**Data listing:**
☆ ☆ ☆ ☆ ☆ ☆ ☆

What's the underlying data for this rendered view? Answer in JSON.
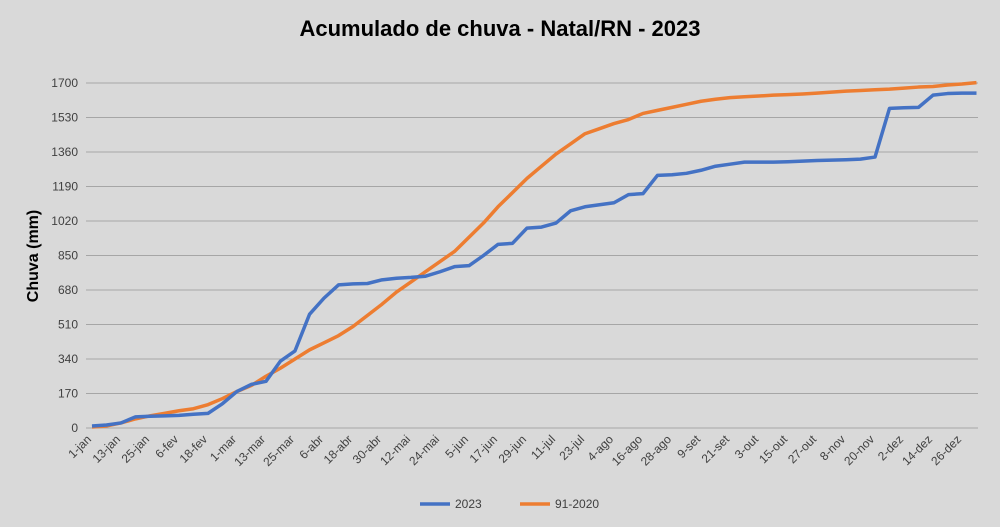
{
  "chart_data": {
    "type": "line",
    "title": "Acumulado de chuva - Natal/RN - 2023",
    "y_label": "Chuva (mm)",
    "categories": [
      "1-jan",
      null,
      "13-jan",
      null,
      "25-jan",
      null,
      "6-fev",
      null,
      "18-fev",
      null,
      "1-mar",
      null,
      "13-mar",
      null,
      "25-mar",
      null,
      "6-abr",
      null,
      "18-abr",
      null,
      "30-abr",
      null,
      "12-mai",
      null,
      "24-mai",
      null,
      "5-jun",
      null,
      "17-jun",
      null,
      "29-jun",
      null,
      "11-jul",
      null,
      "23-jul",
      null,
      "4-ago",
      null,
      "16-ago",
      null,
      "28-ago",
      null,
      "9-set",
      null,
      "21-set",
      null,
      "3-out",
      null,
      "15-out",
      null,
      "27-out",
      null,
      "8-nov",
      null,
      "20-nov",
      null,
      "2-dez",
      null,
      "14-dez",
      null,
      "26-dez",
      null
    ],
    "series": [
      {
        "name": "2023",
        "color": "#4472c4",
        "values": [
          10,
          15,
          25,
          55,
          58,
          60,
          62,
          68,
          72,
          120,
          180,
          215,
          230,
          330,
          380,
          560,
          640,
          705,
          710,
          712,
          730,
          738,
          742,
          748,
          770,
          795,
          800,
          850,
          905,
          910,
          985,
          990,
          1010,
          1070,
          1090,
          1100,
          1110,
          1150,
          1155,
          1245,
          1248,
          1255,
          1270,
          1290,
          1300,
          1310,
          1310,
          1310,
          1312,
          1315,
          1318,
          1320,
          1322,
          1325,
          1335,
          1575,
          1578,
          1580,
          1640,
          1648,
          1650,
          1650
        ]
      },
      {
        "name": "91-2020",
        "color": "#ed7d31",
        "values": [
          5,
          10,
          25,
          45,
          60,
          72,
          85,
          95,
          115,
          145,
          180,
          210,
          255,
          295,
          340,
          385,
          420,
          455,
          500,
          555,
          610,
          670,
          720,
          770,
          820,
          870,
          940,
          1010,
          1090,
          1160,
          1230,
          1290,
          1350,
          1400,
          1450,
          1475,
          1500,
          1520,
          1550,
          1565,
          1580,
          1595,
          1610,
          1620,
          1628,
          1632,
          1636,
          1640,
          1643,
          1646,
          1650,
          1655,
          1660,
          1663,
          1667,
          1670,
          1675,
          1680,
          1683,
          1690,
          1695,
          1702
        ]
      }
    ],
    "ylim": [
      0,
      1700
    ],
    "yticks": [
      0,
      170,
      340,
      510,
      680,
      850,
      1020,
      1190,
      1360,
      1530,
      1700
    ],
    "grid": true,
    "legend": "bottom"
  }
}
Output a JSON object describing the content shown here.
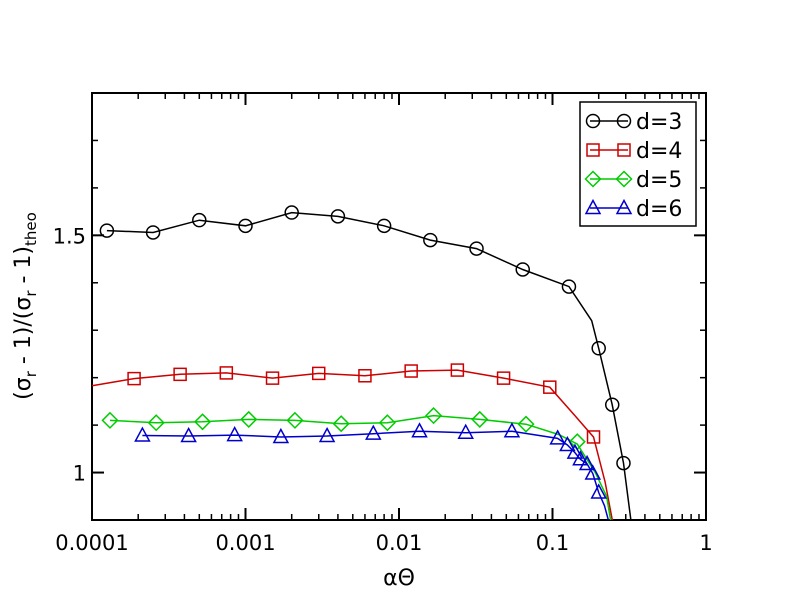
{
  "chart_data": {
    "type": "line",
    "title": "",
    "xlabel": "αΘ",
    "ylabel_parts": [
      "(σ",
      "r",
      " - 1)/(σ",
      "r",
      " - 1)",
      "theo"
    ],
    "xscale": "log",
    "xlim": [
      0.0001,
      1
    ],
    "ylim": [
      0.9,
      1.8
    ],
    "x_ticks": [
      {
        "value": 0.0001,
        "label": "0.0001"
      },
      {
        "value": 0.001,
        "label": "0.001"
      },
      {
        "value": 0.01,
        "label": "0.01"
      },
      {
        "value": 0.1,
        "label": "0.1"
      },
      {
        "value": 1,
        "label": "1"
      }
    ],
    "y_ticks": [
      {
        "value": 1,
        "label": "1"
      },
      {
        "value": 1.5,
        "label": "1.5"
      }
    ],
    "y_minor_ticks": [
      1.1,
      1.2,
      1.3,
      1.4,
      1.6,
      1.7
    ],
    "legend_position": "top-right",
    "series": [
      {
        "name": "d=3",
        "color": "#000000",
        "marker": "circle",
        "line_points": [
          [
            0.000125,
            1.51
          ],
          [
            0.00025,
            1.506
          ],
          [
            0.0005,
            1.532
          ],
          [
            0.001,
            1.52
          ],
          [
            0.002,
            1.548
          ],
          [
            0.004,
            1.54
          ],
          [
            0.008,
            1.52
          ],
          [
            0.016,
            1.49
          ],
          [
            0.032,
            1.472
          ],
          [
            0.064,
            1.428
          ],
          [
            0.128,
            1.392
          ],
          [
            0.18,
            1.32
          ],
          [
            0.2,
            1.262
          ],
          [
            0.245,
            1.143
          ],
          [
            0.29,
            1.02
          ],
          [
            0.33,
            0.88
          ]
        ],
        "markers": [
          [
            0.000125,
            1.51
          ],
          [
            0.00025,
            1.506
          ],
          [
            0.0005,
            1.532
          ],
          [
            0.001,
            1.52
          ],
          [
            0.002,
            1.548
          ],
          [
            0.004,
            1.54
          ],
          [
            0.008,
            1.52
          ],
          [
            0.016,
            1.49
          ],
          [
            0.032,
            1.472
          ],
          [
            0.064,
            1.428
          ],
          [
            0.128,
            1.392
          ],
          [
            0.2,
            1.262
          ],
          [
            0.245,
            1.143
          ],
          [
            0.29,
            1.02
          ]
        ]
      },
      {
        "name": "d=4",
        "color": "#cc0000",
        "marker": "square",
        "line_points": [
          [
            0.0001,
            1.183
          ],
          [
            0.000188,
            1.198
          ],
          [
            0.000375,
            1.207
          ],
          [
            0.00075,
            1.21
          ],
          [
            0.0015,
            1.199
          ],
          [
            0.003,
            1.209
          ],
          [
            0.006,
            1.204
          ],
          [
            0.012,
            1.214
          ],
          [
            0.024,
            1.216
          ],
          [
            0.048,
            1.199
          ],
          [
            0.096,
            1.18
          ],
          [
            0.14,
            1.12
          ],
          [
            0.185,
            1.075
          ],
          [
            0.22,
            0.98
          ],
          [
            0.252,
            0.88
          ]
        ],
        "markers": [
          [
            0.000188,
            1.198
          ],
          [
            0.000375,
            1.207
          ],
          [
            0.00075,
            1.21
          ],
          [
            0.0015,
            1.199
          ],
          [
            0.003,
            1.209
          ],
          [
            0.006,
            1.204
          ],
          [
            0.012,
            1.214
          ],
          [
            0.024,
            1.216
          ],
          [
            0.048,
            1.199
          ],
          [
            0.096,
            1.18
          ],
          [
            0.185,
            1.075
          ]
        ]
      },
      {
        "name": "d=5",
        "color": "#00cc00",
        "marker": "diamond",
        "line_points": [
          [
            0.000131,
            1.11
          ],
          [
            0.000262,
            1.105
          ],
          [
            0.000525,
            1.107
          ],
          [
            0.00105,
            1.112
          ],
          [
            0.0021,
            1.11
          ],
          [
            0.0042,
            1.103
          ],
          [
            0.0084,
            1.105
          ],
          [
            0.0168,
            1.12
          ],
          [
            0.0336,
            1.112
          ],
          [
            0.0672,
            1.102
          ],
          [
            0.11,
            1.08
          ],
          [
            0.145,
            1.06
          ],
          [
            0.19,
            1.0
          ],
          [
            0.225,
            0.95
          ],
          [
            0.245,
            0.88
          ]
        ],
        "markers": [
          [
            0.000131,
            1.11
          ],
          [
            0.000262,
            1.105
          ],
          [
            0.000525,
            1.107
          ],
          [
            0.00105,
            1.112
          ],
          [
            0.0021,
            1.11
          ],
          [
            0.0042,
            1.103
          ],
          [
            0.0084,
            1.105
          ],
          [
            0.0168,
            1.12
          ],
          [
            0.0336,
            1.112
          ],
          [
            0.0672,
            1.102
          ],
          [
            0.145,
            1.065
          ]
        ]
      },
      {
        "name": "d=6",
        "color": "#0000cc",
        "marker": "triangle",
        "line_points": [
          [
            0.000213,
            1.078
          ],
          [
            0.000426,
            1.077
          ],
          [
            0.00085,
            1.079
          ],
          [
            0.0017,
            1.075
          ],
          [
            0.0034,
            1.077
          ],
          [
            0.0068,
            1.082
          ],
          [
            0.0136,
            1.087
          ],
          [
            0.0272,
            1.084
          ],
          [
            0.0544,
            1.087
          ],
          [
            0.108,
            1.072
          ],
          [
            0.125,
            1.058
          ],
          [
            0.14,
            1.042
          ],
          [
            0.152,
            1.028
          ],
          [
            0.168,
            1.018
          ],
          [
            0.183,
            0.998
          ],
          [
            0.2,
            0.958
          ],
          [
            0.218,
            0.93
          ],
          [
            0.24,
            0.88
          ]
        ],
        "markers": [
          [
            0.000213,
            1.078
          ],
          [
            0.000426,
            1.077
          ],
          [
            0.00085,
            1.079
          ],
          [
            0.0017,
            1.075
          ],
          [
            0.0034,
            1.077
          ],
          [
            0.0068,
            1.082
          ],
          [
            0.0136,
            1.087
          ],
          [
            0.0272,
            1.084
          ],
          [
            0.0544,
            1.087
          ],
          [
            0.108,
            1.072
          ],
          [
            0.125,
            1.058
          ],
          [
            0.14,
            1.042
          ],
          [
            0.152,
            1.028
          ],
          [
            0.168,
            1.018
          ],
          [
            0.183,
            0.998
          ],
          [
            0.2,
            0.958
          ]
        ]
      }
    ]
  }
}
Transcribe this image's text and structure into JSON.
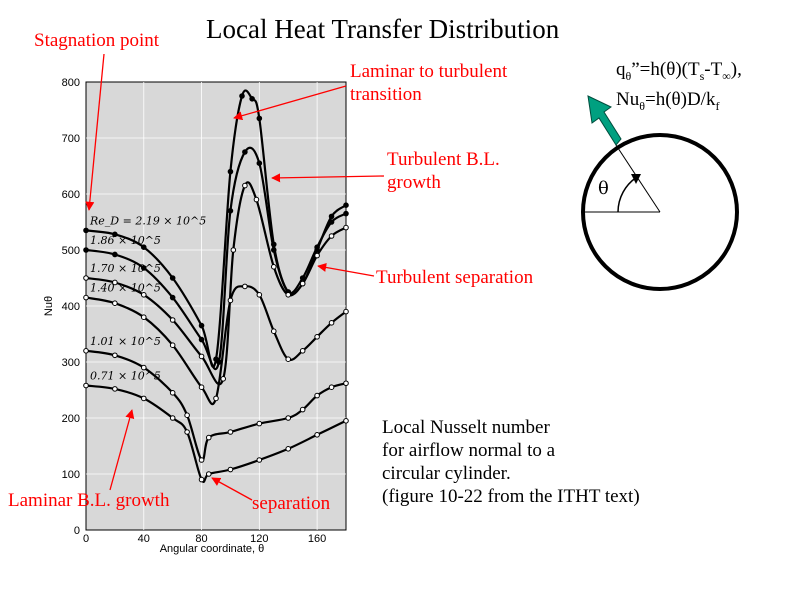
{
  "title": "Local Heat Transfer Distribution",
  "annotations": {
    "stagnation": "Stagnation point",
    "transition_1": "Laminar to turbulent",
    "transition_2": "transition",
    "turb_growth_1": "Turbulent B.L.",
    "turb_growth_2": "growth",
    "turb_sep": "Turbulent separation",
    "laminar_growth": "Laminar B.L. growth",
    "separation": "separation"
  },
  "equation": {
    "q": "q",
    "theta_sym": "θ",
    "eq1_mid": "”=h(θ)(T",
    "s": "s",
    "dash": "-T",
    "inf": "∞",
    "close": "),",
    "nu": "Nu",
    "eq2_mid": "=h(θ)D/k",
    "f": "f"
  },
  "diagram": {
    "theta_label": "θ"
  },
  "caption": {
    "line1": "Local Nusselt number",
    "line2": "for airflow normal to a",
    "line3": "circular cylinder.",
    "line4": "(figure 10-22 from the ITHT text)"
  },
  "colors": {
    "annotation": "#ff0000",
    "arrow": "#00a080",
    "plot_bg": "#d8d8d8"
  },
  "chart_data": {
    "type": "line",
    "xlabel": "Angular coordinate, θ",
    "ylabel": "Nuθ",
    "xlim": [
      0,
      180
    ],
    "ylim": [
      0,
      800
    ],
    "xticks": [
      0,
      40,
      80,
      120,
      160
    ],
    "yticks": [
      0,
      100,
      200,
      300,
      400,
      500,
      600,
      700,
      800
    ],
    "series": [
      {
        "name": "Re_D = 2.19 × 10^5",
        "marker": "filled",
        "x": [
          0,
          20,
          40,
          60,
          80,
          90,
          100,
          108,
          115,
          120,
          130,
          140,
          150,
          160,
          170,
          180
        ],
        "y": [
          535,
          528,
          505,
          450,
          365,
          305,
          640,
          775,
          770,
          735,
          510,
          425,
          440,
          500,
          560,
          580
        ]
      },
      {
        "name": "1.86 × 10^5",
        "marker": "filled",
        "x": [
          0,
          20,
          40,
          60,
          80,
          92,
          100,
          110,
          120,
          130,
          140,
          150,
          160,
          170,
          180
        ],
        "y": [
          500,
          492,
          468,
          415,
          340,
          300,
          570,
          675,
          655,
          500,
          425,
          450,
          505,
          550,
          565
        ]
      },
      {
        "name": "1.70 × 10^5",
        "marker": "open",
        "x": [
          0,
          20,
          40,
          60,
          80,
          95,
          102,
          110,
          118,
          130,
          140,
          150,
          160,
          170,
          180
        ],
        "y": [
          450,
          442,
          420,
          375,
          310,
          270,
          500,
          615,
          590,
          470,
          420,
          440,
          490,
          525,
          540
        ]
      },
      {
        "name": "1.40 × 10^5",
        "marker": "open",
        "x": [
          0,
          20,
          40,
          60,
          80,
          90,
          100,
          110,
          120,
          130,
          140,
          150,
          160,
          170,
          180
        ],
        "y": [
          415,
          405,
          380,
          330,
          255,
          235,
          410,
          435,
          420,
          355,
          305,
          320,
          345,
          370,
          390
        ]
      },
      {
        "name": "1.01 × 10^5",
        "marker": "open",
        "x": [
          0,
          20,
          40,
          60,
          70,
          80,
          85,
          100,
          120,
          140,
          150,
          160,
          170,
          180
        ],
        "y": [
          320,
          312,
          290,
          245,
          205,
          125,
          165,
          175,
          190,
          200,
          215,
          240,
          255,
          262
        ]
      },
      {
        "name": "0.71 × 10^5",
        "marker": "open",
        "x": [
          0,
          20,
          40,
          60,
          70,
          80,
          85,
          100,
          120,
          140,
          160,
          180
        ],
        "y": [
          258,
          252,
          235,
          200,
          175,
          90,
          100,
          108,
          125,
          145,
          170,
          195
        ]
      }
    ]
  }
}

☆ ☆ ☆ ☆ ☆ ☆ ☆

**Goal:** Note how many lines in the listing above hold the string "Laminar", then give only that figure.

**Finished task:** 2